[ACTIONS TO TAKE]
**a)** From the paper on the semantic field of empire, list the original Czech dictionary identifiers of the concept of empire that appeared only 2 times in the combined distributional thesaurus for Czech.
**b)** According to the paper on the semantic field of empire, how large is the test English-Russian parallel corpus the authors compiled?
**c)** Pick up the paper on the semantic field of empire after its last sentence and continue writing it.

4.3.3    Semantic field of empire in Czech
      The intersection of 10 thesauri (in total 150 lexical units) gave 88 unique lexemes, of which 13 met 3 or
more times, 20 – 2 times and 55 – once. If we take the stability coefficient equal to 3, then 13 lexemes form the
core of the semantic field of empire for the Czech language. Interestingly, three of the original identifiers of the
concept of empire which we took from Czech dictionaries were found in the combined distributional thesaurus
for the Czech language only 2 times (cı́sařstvı́, dynastie, mocnářstvı́). However, we included them in the core
of the semantic field for the Czech language.
      The full list of the core of the semantic field of empire for the Czech language is as follows (in alphabetical
order): cı́sař (emperor), cı́sařstvı́ (empire), dynastie (dynasty), generál (general), impérium, impérium
(empire), knı́že (prince), král (king), královna (queen), královstvı́ (kingdom), mocnářstvı́ (monarchy),
monarchie (monarchy), panovnı́k (ruler), řı́še (empire), velitel (commander), vládce (ruler), vůdce (leader).
      The periphery of the field includes 72 lexemes.
      A list of bigram collocations – candidates for the semantic field of empire – can also be formed, but this
question is beyond the scope of this paper.


5       Translation Equivalents of Lexemes of the Semantic Field of
        Empire in Language Pairs
      It is also interesting for us to find out how one and the same concept is translated in different languages,
namely, English, Russian and Czech. This task can be accomplished by means of parallel corpora containing
texts in different languages but in the same cultural and historical paradigm. Thus, such an instrument can
be used to interpret our results from historical and cultural perspectives.

5.1     Russian and English equivalents
      In this study we have set a goal to identify translation equivalents for the elements of the semantic field
of empire, English being a source language, while Russian is a target language.
      With that end in view, we have compiled a test English-Russian parallel corpus of about 994,000 words.

[EXCERPTED RECORDS]
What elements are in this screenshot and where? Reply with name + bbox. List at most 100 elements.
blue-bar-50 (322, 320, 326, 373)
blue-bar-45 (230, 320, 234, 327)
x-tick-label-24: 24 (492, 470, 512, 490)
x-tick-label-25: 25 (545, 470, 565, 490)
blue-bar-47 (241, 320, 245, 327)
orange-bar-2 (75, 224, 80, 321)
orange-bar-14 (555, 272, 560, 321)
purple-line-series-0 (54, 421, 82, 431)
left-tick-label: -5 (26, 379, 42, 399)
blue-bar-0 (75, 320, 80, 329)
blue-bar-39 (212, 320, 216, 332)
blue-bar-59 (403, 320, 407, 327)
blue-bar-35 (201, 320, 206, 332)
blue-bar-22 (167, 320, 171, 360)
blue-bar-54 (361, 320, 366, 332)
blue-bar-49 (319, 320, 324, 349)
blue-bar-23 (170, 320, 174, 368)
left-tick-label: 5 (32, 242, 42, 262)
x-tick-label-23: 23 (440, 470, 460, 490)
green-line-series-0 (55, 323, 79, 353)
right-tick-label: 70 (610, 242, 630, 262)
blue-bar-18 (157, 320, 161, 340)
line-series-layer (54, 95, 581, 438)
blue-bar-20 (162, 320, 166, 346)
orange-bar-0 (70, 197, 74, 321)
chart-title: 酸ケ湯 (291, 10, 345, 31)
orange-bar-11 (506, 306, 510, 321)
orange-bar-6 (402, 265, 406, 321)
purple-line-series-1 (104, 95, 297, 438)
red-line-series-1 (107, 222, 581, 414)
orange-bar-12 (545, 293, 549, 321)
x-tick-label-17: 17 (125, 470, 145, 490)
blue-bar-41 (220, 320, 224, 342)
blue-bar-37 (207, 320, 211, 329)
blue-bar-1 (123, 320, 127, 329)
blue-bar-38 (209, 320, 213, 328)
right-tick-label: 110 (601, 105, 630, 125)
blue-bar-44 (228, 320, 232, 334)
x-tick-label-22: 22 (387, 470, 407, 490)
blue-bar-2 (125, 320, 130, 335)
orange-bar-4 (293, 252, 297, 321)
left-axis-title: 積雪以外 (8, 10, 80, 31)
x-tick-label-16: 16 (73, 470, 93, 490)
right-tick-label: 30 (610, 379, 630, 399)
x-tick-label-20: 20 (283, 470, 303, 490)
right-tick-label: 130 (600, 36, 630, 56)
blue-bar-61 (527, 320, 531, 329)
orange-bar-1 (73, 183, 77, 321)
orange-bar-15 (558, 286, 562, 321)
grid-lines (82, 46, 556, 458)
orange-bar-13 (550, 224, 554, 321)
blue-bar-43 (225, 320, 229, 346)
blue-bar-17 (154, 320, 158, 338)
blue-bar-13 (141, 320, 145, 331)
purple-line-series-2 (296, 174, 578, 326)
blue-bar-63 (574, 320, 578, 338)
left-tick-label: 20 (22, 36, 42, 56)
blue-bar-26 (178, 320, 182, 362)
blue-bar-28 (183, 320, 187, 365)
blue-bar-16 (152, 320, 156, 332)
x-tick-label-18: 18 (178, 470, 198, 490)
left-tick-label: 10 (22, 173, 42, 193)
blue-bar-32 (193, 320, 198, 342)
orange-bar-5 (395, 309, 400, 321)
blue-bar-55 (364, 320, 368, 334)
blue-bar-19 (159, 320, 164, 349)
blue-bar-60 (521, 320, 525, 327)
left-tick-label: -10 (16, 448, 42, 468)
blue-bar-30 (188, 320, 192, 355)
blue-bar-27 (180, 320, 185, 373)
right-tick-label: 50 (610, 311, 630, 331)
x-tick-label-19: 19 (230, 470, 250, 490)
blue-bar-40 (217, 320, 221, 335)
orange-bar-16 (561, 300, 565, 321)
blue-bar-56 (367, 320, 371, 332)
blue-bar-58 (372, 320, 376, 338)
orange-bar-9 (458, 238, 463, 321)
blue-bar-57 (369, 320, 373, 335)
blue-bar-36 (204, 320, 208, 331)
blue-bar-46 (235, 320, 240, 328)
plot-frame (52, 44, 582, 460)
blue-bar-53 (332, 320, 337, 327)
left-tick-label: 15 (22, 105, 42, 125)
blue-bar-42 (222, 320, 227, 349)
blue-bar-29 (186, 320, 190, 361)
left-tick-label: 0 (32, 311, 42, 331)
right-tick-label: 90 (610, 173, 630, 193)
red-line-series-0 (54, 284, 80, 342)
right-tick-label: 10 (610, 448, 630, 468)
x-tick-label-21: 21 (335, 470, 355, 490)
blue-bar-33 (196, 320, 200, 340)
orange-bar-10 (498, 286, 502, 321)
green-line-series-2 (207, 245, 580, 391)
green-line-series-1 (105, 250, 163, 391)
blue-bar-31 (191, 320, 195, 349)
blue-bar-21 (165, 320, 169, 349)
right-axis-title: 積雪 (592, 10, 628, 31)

[THE RESULTS]
**a)** císařství, dynastie, mocnářství

**b)** About 994,000 words.

**c)**
The corpus currently comprises XVIIIth century historical texts. LFAligner [LFAligner] was used for sentence
alignment, while word alignment was done by GIZA++ word alignment tool developed within Moses statistical
machine translation system [Moses].
      The Sketch Engine tool “Thesaurus” was used to create an English distributional thesaurus for the word
empire (Fig. 3) comprising 100 lexemes.
      Each lexeme from the thesaurus was matched with a list of possible Russian translation equivalents
identified by GIZA++ word alignment tool. Table 3 shows Russian translation equivalents for the first ten
elements of the English distributional thesaurus for the word empire and their percentage of the total number
of Russian translation equivalents for the element (percentage values are rounded off). Erroneous translation
equivalents resulted from incorrect word alignment were discarded.
      These results could be further interpreted using the “Parallel concordance” tool within Sketch Engine.
This instrument allows us to see the use of translation equivalents in context (Fig. 4).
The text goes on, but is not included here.